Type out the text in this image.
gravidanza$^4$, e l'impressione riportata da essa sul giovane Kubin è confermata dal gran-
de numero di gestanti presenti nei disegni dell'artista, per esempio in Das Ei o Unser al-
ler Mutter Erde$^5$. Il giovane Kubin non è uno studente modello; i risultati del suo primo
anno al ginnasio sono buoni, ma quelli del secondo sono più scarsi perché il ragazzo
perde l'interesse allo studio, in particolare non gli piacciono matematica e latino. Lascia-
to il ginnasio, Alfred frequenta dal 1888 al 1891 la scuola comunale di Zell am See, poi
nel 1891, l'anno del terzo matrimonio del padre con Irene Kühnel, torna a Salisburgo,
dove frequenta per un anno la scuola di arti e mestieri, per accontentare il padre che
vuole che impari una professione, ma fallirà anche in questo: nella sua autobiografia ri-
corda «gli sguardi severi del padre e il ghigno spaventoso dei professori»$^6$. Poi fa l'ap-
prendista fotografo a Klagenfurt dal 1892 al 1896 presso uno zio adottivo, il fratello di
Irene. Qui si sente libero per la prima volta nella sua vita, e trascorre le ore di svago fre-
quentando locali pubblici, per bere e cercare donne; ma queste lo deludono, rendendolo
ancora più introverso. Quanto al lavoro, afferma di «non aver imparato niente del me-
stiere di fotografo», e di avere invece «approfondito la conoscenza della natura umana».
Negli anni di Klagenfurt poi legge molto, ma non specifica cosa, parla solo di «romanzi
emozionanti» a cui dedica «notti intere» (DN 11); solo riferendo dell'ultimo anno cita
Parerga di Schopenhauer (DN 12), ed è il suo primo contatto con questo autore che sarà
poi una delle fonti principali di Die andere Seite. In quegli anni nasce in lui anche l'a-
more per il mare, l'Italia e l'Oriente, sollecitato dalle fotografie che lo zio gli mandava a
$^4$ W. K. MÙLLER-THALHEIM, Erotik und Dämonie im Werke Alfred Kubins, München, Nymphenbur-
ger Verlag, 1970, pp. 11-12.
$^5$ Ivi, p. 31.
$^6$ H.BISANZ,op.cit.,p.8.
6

++++++

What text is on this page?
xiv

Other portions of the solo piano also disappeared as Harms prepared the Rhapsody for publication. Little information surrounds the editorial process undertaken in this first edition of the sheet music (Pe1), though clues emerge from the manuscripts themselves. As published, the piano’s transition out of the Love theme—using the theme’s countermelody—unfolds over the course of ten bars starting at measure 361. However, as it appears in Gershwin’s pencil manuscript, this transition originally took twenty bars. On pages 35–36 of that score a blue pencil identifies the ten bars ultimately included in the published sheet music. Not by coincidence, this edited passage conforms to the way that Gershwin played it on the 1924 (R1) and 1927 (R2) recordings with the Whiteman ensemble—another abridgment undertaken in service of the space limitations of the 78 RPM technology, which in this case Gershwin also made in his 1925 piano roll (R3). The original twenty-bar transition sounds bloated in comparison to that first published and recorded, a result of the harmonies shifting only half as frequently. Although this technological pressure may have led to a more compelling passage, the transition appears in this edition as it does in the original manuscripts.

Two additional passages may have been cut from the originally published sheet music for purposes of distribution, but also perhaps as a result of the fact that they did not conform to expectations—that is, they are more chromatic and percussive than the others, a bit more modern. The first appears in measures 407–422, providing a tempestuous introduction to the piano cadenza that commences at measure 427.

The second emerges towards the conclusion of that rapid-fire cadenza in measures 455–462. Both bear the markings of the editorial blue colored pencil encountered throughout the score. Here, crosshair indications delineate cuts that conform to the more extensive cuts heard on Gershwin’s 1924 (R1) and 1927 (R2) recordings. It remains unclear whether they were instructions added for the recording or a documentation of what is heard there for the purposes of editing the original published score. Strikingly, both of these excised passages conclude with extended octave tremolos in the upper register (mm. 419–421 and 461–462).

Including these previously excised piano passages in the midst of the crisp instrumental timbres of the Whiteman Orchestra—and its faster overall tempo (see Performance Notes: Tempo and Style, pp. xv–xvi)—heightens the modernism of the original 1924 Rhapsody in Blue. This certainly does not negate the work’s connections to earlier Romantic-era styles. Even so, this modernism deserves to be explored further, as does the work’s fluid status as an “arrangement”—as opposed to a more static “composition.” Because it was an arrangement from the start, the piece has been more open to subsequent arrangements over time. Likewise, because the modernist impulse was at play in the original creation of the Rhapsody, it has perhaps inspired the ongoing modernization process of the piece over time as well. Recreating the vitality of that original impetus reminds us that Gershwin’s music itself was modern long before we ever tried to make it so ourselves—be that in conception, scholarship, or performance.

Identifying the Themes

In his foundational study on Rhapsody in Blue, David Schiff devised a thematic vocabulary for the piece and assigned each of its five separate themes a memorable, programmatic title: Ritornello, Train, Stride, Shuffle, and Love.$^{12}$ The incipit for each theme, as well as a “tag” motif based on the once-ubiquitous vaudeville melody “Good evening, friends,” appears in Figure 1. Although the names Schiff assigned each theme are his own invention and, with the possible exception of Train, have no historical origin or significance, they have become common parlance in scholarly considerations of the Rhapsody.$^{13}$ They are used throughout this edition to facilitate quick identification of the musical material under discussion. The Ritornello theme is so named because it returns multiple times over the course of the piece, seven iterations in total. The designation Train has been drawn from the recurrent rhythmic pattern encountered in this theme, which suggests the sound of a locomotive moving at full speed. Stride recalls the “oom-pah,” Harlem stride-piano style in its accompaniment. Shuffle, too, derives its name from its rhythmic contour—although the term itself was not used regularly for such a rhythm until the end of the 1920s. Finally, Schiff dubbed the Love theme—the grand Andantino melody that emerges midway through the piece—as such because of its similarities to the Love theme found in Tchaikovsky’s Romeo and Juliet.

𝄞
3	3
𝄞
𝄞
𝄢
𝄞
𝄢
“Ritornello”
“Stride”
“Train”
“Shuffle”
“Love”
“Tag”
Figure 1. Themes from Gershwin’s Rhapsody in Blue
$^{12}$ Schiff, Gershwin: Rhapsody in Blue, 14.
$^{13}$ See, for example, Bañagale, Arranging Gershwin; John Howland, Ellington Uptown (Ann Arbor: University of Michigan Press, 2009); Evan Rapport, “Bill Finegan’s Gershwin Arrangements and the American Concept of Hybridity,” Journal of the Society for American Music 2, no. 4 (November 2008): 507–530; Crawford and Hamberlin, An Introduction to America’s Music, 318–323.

++++++

▶ SHORT PROBLEM: Each line in the data that holds the string "padre" should be found and copied.

▶ TASK ANSWER:
nel 1891, l'anno del terzo matrimonio del padre con Irene Kühnel, torna a Salisburgo,
dove frequenta per un anno la scuola di arti e mestieri, per accontentare il padre che
corda «gli sguardi severi del padre e il ghigno spaventoso dei professori»$^6$. Poi fa l'ap-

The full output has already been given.